- [To be done]: Return, word for word, every line that follows.

- [Working data]:

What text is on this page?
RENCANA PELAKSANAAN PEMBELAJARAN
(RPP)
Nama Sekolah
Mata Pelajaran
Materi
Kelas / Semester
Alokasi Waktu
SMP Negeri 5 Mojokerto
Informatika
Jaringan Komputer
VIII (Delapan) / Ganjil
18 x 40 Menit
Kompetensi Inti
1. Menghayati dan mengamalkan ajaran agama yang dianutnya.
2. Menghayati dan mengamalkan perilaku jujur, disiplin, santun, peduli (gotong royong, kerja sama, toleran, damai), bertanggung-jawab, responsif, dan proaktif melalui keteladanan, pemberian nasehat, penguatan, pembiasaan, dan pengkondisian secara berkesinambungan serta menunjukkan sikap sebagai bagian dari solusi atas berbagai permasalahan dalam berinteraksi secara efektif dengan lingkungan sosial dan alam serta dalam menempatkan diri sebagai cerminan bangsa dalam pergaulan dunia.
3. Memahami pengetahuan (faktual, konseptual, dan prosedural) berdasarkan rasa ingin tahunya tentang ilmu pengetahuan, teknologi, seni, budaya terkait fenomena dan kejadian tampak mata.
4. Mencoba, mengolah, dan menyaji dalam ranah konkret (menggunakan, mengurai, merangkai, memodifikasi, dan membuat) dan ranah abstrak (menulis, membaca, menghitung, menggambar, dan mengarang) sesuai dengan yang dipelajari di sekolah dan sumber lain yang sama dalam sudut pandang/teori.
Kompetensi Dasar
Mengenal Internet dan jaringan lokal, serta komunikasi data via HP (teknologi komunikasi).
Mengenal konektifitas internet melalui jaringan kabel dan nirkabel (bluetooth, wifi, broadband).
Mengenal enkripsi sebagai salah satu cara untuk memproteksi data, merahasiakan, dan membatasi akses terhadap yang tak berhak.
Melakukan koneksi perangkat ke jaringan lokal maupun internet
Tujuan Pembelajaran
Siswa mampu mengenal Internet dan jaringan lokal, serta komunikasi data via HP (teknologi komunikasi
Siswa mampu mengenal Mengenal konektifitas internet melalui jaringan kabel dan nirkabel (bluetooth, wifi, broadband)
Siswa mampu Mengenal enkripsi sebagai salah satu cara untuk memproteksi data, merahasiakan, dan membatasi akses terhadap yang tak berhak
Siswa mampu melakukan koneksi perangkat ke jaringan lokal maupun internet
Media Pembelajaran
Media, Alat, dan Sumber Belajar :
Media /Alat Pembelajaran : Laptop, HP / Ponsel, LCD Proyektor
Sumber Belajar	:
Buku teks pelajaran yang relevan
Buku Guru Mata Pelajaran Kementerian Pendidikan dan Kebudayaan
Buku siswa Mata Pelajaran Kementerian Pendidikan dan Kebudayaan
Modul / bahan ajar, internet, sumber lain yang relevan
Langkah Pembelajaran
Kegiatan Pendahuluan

- [Correct answer]:
What text is on this page?
RENCANA PELAKSANAAN PEMBELAJARAN
(RPP)
Nama Sekolah
Mata Pelajaran
Materi
Kelas / Semester
Alokasi Waktu
SMP Negeri 5 Mojokerto
Informatika
Jaringan Komputer
VIII (Delapan) / Ganjil
18 x 40 Menit
Kompetensi Inti
1. Menghayati dan mengamalkan ajaran agama yang dianutnya.
2. Menghayati dan mengamalkan perilaku jujur, disiplin, santun, peduli (gotong royong, kerja sama, toleran, damai), bertanggung-jawab, responsif, dan proaktif melalui keteladanan, pemberian nasehat, penguatan, pembiasaan, dan pengkondisian secara berkesinambungan serta menunjukkan sikap sebagai bagian dari solusi atas berbagai permasalahan dalam berinteraksi secara efektif dengan lingkungan sosial dan alam serta dalam menempatkan diri sebagai cerminan bangsa dalam pergaulan dunia.
3. Memahami pengetahuan (faktual, konseptual, dan prosedural) berdasarkan rasa ingin tahunya tentang ilmu pengetahuan, teknologi, seni, budaya terkait fenomena dan kejadian tampak mata.
4. Mencoba, mengolah, dan menyaji dalam ranah konkret (menggunakan, mengurai, merangkai, memodifikasi, dan membuat) dan ranah abstrak (menulis, membaca, menghitung, menggambar, dan mengarang) sesuai dengan yang dipelajari di sekolah dan sumber lain yang sama dalam sudut pandang/teori.
Kompetensi Dasar
Mengenal Internet dan jaringan lokal, serta komunikasi data via HP (teknologi komunikasi).
Mengenal konektifitas internet melalui jaringan kabel dan nirkabel (bluetooth, wifi, broadband).
Mengenal enkripsi sebagai salah satu cara untuk memproteksi data, merahasiakan, dan membatasi akses terhadap yang tak berhak.
Melakukan koneksi perangkat ke jaringan lokal maupun internet
Tujuan Pembelajaran
Siswa mampu mengenal Internet dan jaringan lokal, serta komunikasi data via HP (teknologi komunikasi
Siswa mampu mengenal Mengenal konektifitas internet melalui jaringan kabel dan nirkabel (bluetooth, wifi, broadband)
Siswa mampu Mengenal enkripsi sebagai salah satu cara untuk memproteksi data, merahasiakan, dan membatasi akses terhadap yang tak berhak
Siswa mampu melakukan koneksi perangkat ke jaringan lokal maupun internet
Media Pembelajaran
Media, Alat, dan Sumber Belajar :
Media /Alat Pembelajaran : Laptop, HP / Ponsel, LCD Proyektor
Sumber Belajar	:
Buku teks pelajaran yang relevan
Buku Guru Mata Pelajaran Kementerian Pendidikan dan Kebudayaan
Buku siswa Mata Pelajaran Kementerian Pendidikan dan Kebudayaan
Modul / bahan ajar, internet, sumber lain yang relevan
Langkah Pembelajaran
Kegiatan Pendahuluan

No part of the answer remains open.